Filter the entries below, keeping only lines with the word "rythmes".

*** Begin section ***

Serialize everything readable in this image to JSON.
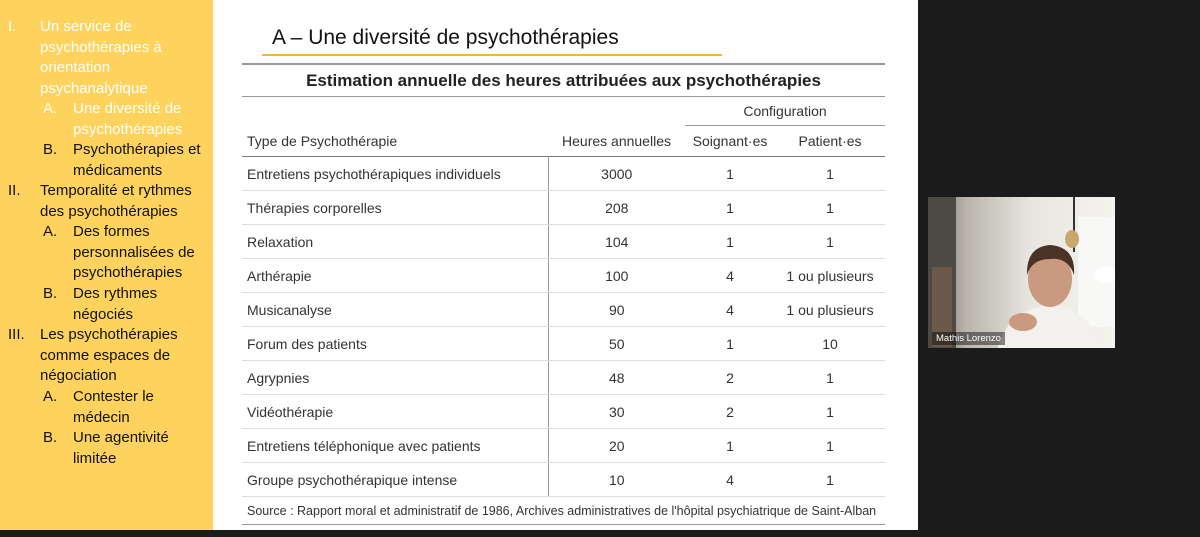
{
  "outline": [
    {
      "marker": "I.",
      "text": "Un service de psychothérapies à orientation psychanalytique",
      "level": 0,
      "active": true
    },
    {
      "marker": "A.",
      "text": "Une diversité de psychothérapies",
      "level": 1,
      "active": true
    },
    {
      "marker": "B.",
      "text": "Psychothérapies et médicaments",
      "level": 1,
      "active": false
    },
    {
      "marker": "II.",
      "text": "Temporalité et rythmes des psychothérapies",
      "level": 0,
      "active": false
    },
    {
      "marker": "A.",
      "text": "Des formes personnalisées de psychothérapies",
      "level": 1,
      "active": false
    },
    {
      "marker": "B.",
      "text": "Des rythmes négociés",
      "level": 1,
      "active": false
    },
    {
      "marker": "III.",
      "text": "Les psychothérapies comme espaces de négociation",
      "level": 0,
      "active": false
    },
    {
      "marker": "A.",
      "text": "Contester le médecin",
      "level": 1,
      "active": false
    },
    {
      "marker": "B.",
      "text": "Une agentivité limitée",
      "level": 1,
      "active": false
    }
  ],
  "slide": {
    "title": "A – Une diversité de psychothérapies"
  },
  "table": {
    "title": "Estimation annuelle des heures attribuées aux psychothérapies",
    "group_header": "Configuration",
    "headers": [
      "Type de Psychothérapie",
      "Heures annuelles",
      "Soignant·es",
      "Patient·es"
    ],
    "rows": [
      [
        "Entretiens psychothérapiques individuels",
        3000,
        1,
        1
      ],
      [
        "Thérapies corporelles",
        208,
        1,
        1
      ],
      [
        "Relaxation",
        104,
        1,
        1
      ],
      [
        "Arthérapie",
        100,
        4,
        "1 ou plusieurs"
      ],
      [
        "Musicanalyse",
        90,
        4,
        "1 ou plusieurs"
      ],
      [
        "Forum des patients",
        50,
        1,
        10
      ],
      [
        "Agrypnies",
        48,
        2,
        1
      ],
      [
        "Vidéothérapie",
        30,
        2,
        1
      ],
      [
        "Entretiens téléphonique avec patients",
        20,
        1,
        1
      ],
      [
        "Groupe psychothérapique intense",
        10,
        4,
        1
      ]
    ],
    "source": "Source : Rapport moral et administratif de 1986, Archives administratives de l'hôpital psychiatrique de Saint-Alban"
  },
  "participant": {
    "name": "Mathis Lorenzo"
  }
}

*** End section ***

▶ **Result for this task**
      "text": "Temporalité et rythmes des psychothérapies",
      "text": "Des rythmes négociés",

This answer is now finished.